What the exercise asks
Omit the pictures and return every entry exactly as written.

Material supplied
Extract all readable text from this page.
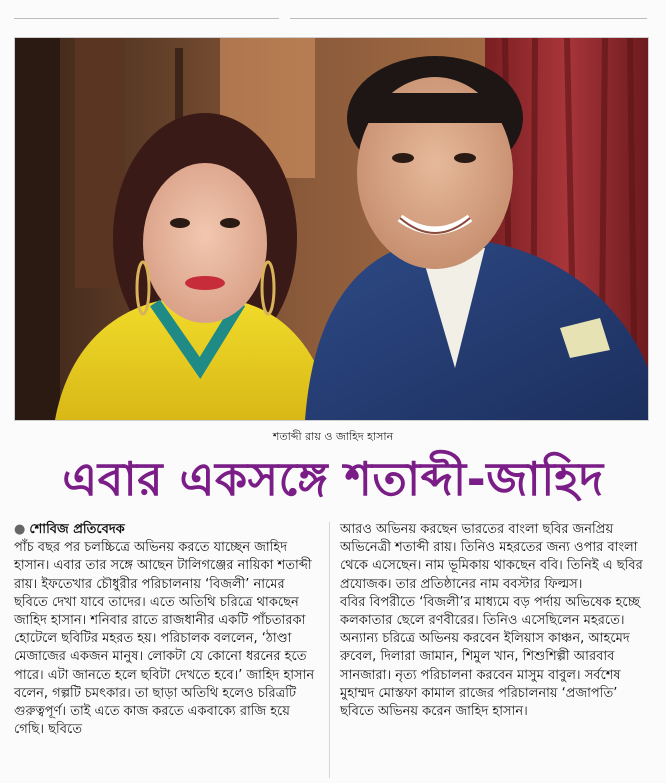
শতাব্দী রায় ও জাহিদ হাসান
এবার একসঙ্গে শতাব্দী-জাহিদ
● শোবিজ প্রতিবেদক

পাঁচ বছর পর চলচ্চিত্রে অভিনয় করতে যাচ্ছেন জাহিদ হাসান। এবার তার সঙ্গে আছেন টালিগঞ্জের নায়িকা শতাব্দী রায়। ইফতেখার চৌধুরীর পরিচালনায় ‘বিজলী’ নামের ছবিতে দেখা যাবে তাদের। এতে অতিথি চরিত্রে থাকছেন জাহিদ হাসান। শনিবার রাতে রাজধানীর একটি পাঁচতারকা হোটেলে ছবিটির মহরত হয়। পরিচালক বললেন, ‘ঠাণ্ডা মেজাজের একজন মানুষ। লোকটা যে কোনো ধরনের হতে পারে। এটা জানতে হলে ছবিটা দেখতে হবে।’ জাহিদ হাসান বলেন, গল্পটি চমৎকার। তা ছাড়া অতিথি হলেও চরিত্রটি গুরুত্বপূর্ণ। তাই এতে কাজ করতে একবাক্যে রাজি হয়ে গেছি। ছবিতে

আরও অভিনয় করছেন ভারতের বাংলা ছবির জনপ্রিয় অভিনেত্রী শতাব্দী রায়। তিনিও মহরতের জন্য ওপার বাংলা থেকে এসেছেন। নাম ভূমিকায় থাকছেন ববি। তিনিই এ ছবির প্রযোজক। তার প্রতিষ্ঠানের নাম ববস্টার ফিল্মস।

ববির বিপরীতে ‘বিজলী’র মাধ্যমে বড় পর্দায় অভিষেক হচ্ছে কলকাতার ছেলে রণবীরের। তিনিও এসেছিলেন মহরতে। অন্যান্য চরিত্রে অভিনয় করবেন ইলিয়াস কাঞ্চন, আহমেদ রুবেল, দিলারা জামান, শিমুল খান, শিশুশিল্পী আরবাব সানজারা। নৃত্য পরিচালনা করবেন মাসুম বাবুল। সর্বশেষ মুহাম্মদ মোস্তফা কামাল রাজের পরিচালনায় ‘প্রজাপতি’ ছবিতে অভিনয় করেন জাহিদ হাসান।
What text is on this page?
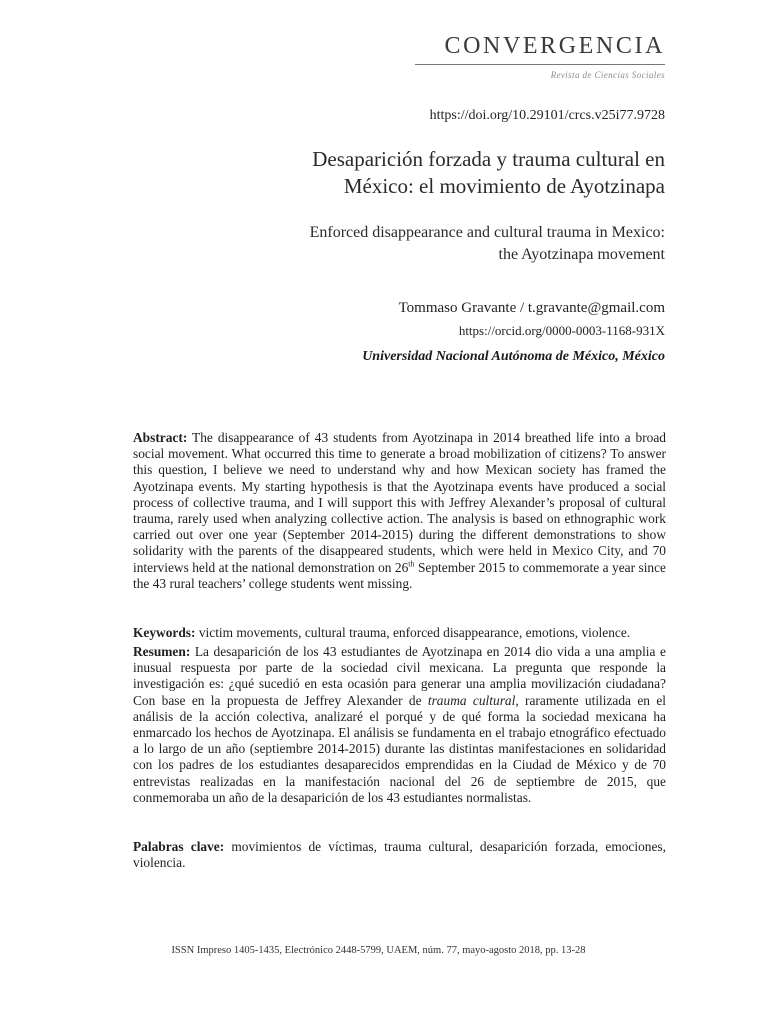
CONVERGENCIA
Revista de Ciencias Sociales
https://doi.org/10.29101/crcs.v25i77.9728
Desaparición forzada y trauma cultural en
México: el movimiento de Ayotzinapa
Enforced disappearance and cultural trauma in Mexico:
the Ayotzinapa movement
Tommaso Gravante / t.gravante@gmail.com
https://orcid.org/0000-0003-1168-931X
Universidad Nacional Autónoma de México, México
Abstract: The disappearance of 43 students from Ayotzinapa in 2014 breathed life into a broad social movement. What occurred this time to generate a broad mobilization of citizens? To answer this question, I believe we need to understand why and how Mexican society has framed the Ayotzinapa events. My starting hypothesis is that the Ayotzinapa events have produced a social process of collective trauma, and I will support this with Jeffrey Alexander’s proposal of cultural trauma, rarely used when analyzing collective action. The analysis is based on ethnographic work carried out over one year (September 2014-2015) during the different demonstrations to show solidarity with the parents of the disappeared students, which were held in Mexico City, and 70 interviews held at the national demonstration on 26th September 2015 to commemorate a year since the 43 rural teachers’ college students went missing.
Keywords: victim movements, cultural trauma, enforced disappearance, emotions, violence.
Resumen: La desaparición de los 43 estudiantes de Ayotzinapa en 2014 dio vida a una amplia e inusual respuesta por parte de la sociedad civil mexicana. La pregunta que responde la investigación es: ¿qué sucedió en esta ocasión para generar una amplia movilización ciudadana? Con base en la propuesta de Jeffrey Alexander de trauma cultural, raramente utilizada en el análisis de la acción colectiva, analizaré el porqué y de qué forma la sociedad mexicana ha enmarcado los hechos de Ayotzinapa. El análisis se fundamenta en el trabajo etnográfico efectuado a lo largo de un año (septiembre 2014-2015) durante las distintas manifestaciones en solidaridad con los padres de los estudiantes desaparecidos emprendidas en la Ciudad de México y de 70 entrevistas realizadas en la manifestación nacional del 26 de septiembre de 2015, que conmemoraba un año de la desaparición de los 43 estudiantes normalistas.
Palabras clave: movimientos de víctimas, trauma cultural, desaparición forzada, emociones, violencia.
ISSN Impreso 1405-1435, Electrónico 2448-5799, UAEM, núm. 77, mayo-agosto 2018, pp. 13-28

Exercise output
Extract all readable text from this page.
শতাব্দী রায় ও জাহিদ হাসান
এবার একসঙ্গে শতাব্দী-জাহিদ
● শোবিজ প্রতিবেদক

পাঁচ বছর পর চলচ্চিত্রে অভিনয় করতে যাচ্ছেন জাহিদ হাসান। এবার তার সঙ্গে আছেন টালিগঞ্জের নায়িকা শতাব্দী রায়। ইফতেখার চৌধুরীর পরিচালনায় ‘বিজলী’ নামের ছবিতে দেখা যাবে তাদের। এতে অতিথি চরিত্রে থাকছেন জাহিদ হাসান। শনিবার রাতে রাজধানীর একটি পাঁচতারকা হোটেলে ছবিটির মহরত হয়। পরিচালক বললেন, ‘ঠাণ্ডা মেজাজের একজন মানুষ। লোকটা যে কোনো ধরনের হতে পারে। এটা জানতে হলে ছবিটা দেখতে হবে।’ জাহিদ হাসান বলেন, গল্পটি চমৎকার। তা ছাড়া অতিথি হলেও চরিত্রটি গুরুত্বপূর্ণ। তাই এতে কাজ করতে একবাক্যে রাজি হয়ে গেছি। ছবিতে

আরও অভিনয় করছেন ভারতের বাংলা ছবির জনপ্রিয় অভিনেত্রী শতাব্দী রায়। তিনিও মহরতের জন্য ওপার বাংলা থেকে এসেছেন। নাম ভূমিকায় থাকছেন ববি। তিনিই এ ছবির প্রযোজক। তার প্রতিষ্ঠানের নাম ববস্টার ফিল্মস।

ববির বিপরীতে ‘বিজলী’র মাধ্যমে বড় পর্দায় অভিষেক হচ্ছে কলকাতার ছেলে রণবীরের। তিনিও এসেছিলেন মহরতে। অন্যান্য চরিত্রে অভিনয় করবেন ইলিয়াস কাঞ্চন, আহমেদ রুবেল, দিলারা জামান, শিমুল খান, শিশুশিল্পী আরবাব সানজারা। নৃত্য পরিচালনা করবেন মাসুম বাবুল। সর্বশেষ মুহাম্মদ মোস্তফা কামাল রাজের পরিচালনায় ‘প্রজাপতি’ ছবিতে অভিনয় করেন জাহিদ হাসান।
What text is on this page?
CONVERGENCIA
Revista de Ciencias Sociales
https://doi.org/10.29101/crcs.v25i77.9728
Desaparición forzada y trauma cultural en
México: el movimiento de Ayotzinapa
Enforced disappearance and cultural trauma in Mexico:
the Ayotzinapa movement
Tommaso Gravante / t.gravante@gmail.com
https://orcid.org/0000-0003-1168-931X
Universidad Nacional Autónoma de México, México
Abstract: The disappearance of 43 students from Ayotzinapa in 2014 breathed life into a broad social movement. What occurred this time to generate a broad mobilization of citizens? To answer this question, I believe we need to understand why and how Mexican society has framed the Ayotzinapa events. My starting hypothesis is that the Ayotzinapa events have produced a social process of collective trauma, and I will support this with Jeffrey Alexander’s proposal of cultural trauma, rarely used when analyzing collective action. The analysis is based on ethnographic work carried out over one year (September 2014-2015) during the different demonstrations to show solidarity with the parents of the disappeared students, which were held in Mexico City, and 70 interviews held at the national demonstration on 26th September 2015 to commemorate a year since the 43 rural teachers’ college students went missing.
Keywords: victim movements, cultural trauma, enforced disappearance, emotions, violence.
Resumen: La desaparición de los 43 estudiantes de Ayotzinapa en 2014 dio vida a una amplia e inusual respuesta por parte de la sociedad civil mexicana. La pregunta que responde la investigación es: ¿qué sucedió en esta ocasión para generar una amplia movilización ciudadana? Con base en la propuesta de Jeffrey Alexander de trauma cultural, raramente utilizada en el análisis de la acción colectiva, analizaré el porqué y de qué forma la sociedad mexicana ha enmarcado los hechos de Ayotzinapa. El análisis se fundamenta en el trabajo etnográfico efectuado a lo largo de un año (septiembre 2014-2015) durante las distintas manifestaciones en solidaridad con los padres de los estudiantes desaparecidos emprendidas en la Ciudad de México y de 70 entrevistas realizadas en la manifestación nacional del 26 de septiembre de 2015, que conmemoraba un año de la desaparición de los 43 estudiantes normalistas.
Palabras clave: movimientos de víctimas, trauma cultural, desaparición forzada, emociones, violencia.
ISSN Impreso 1405-1435, Electrónico 2448-5799, UAEM, núm. 77, mayo-agosto 2018, pp. 13-28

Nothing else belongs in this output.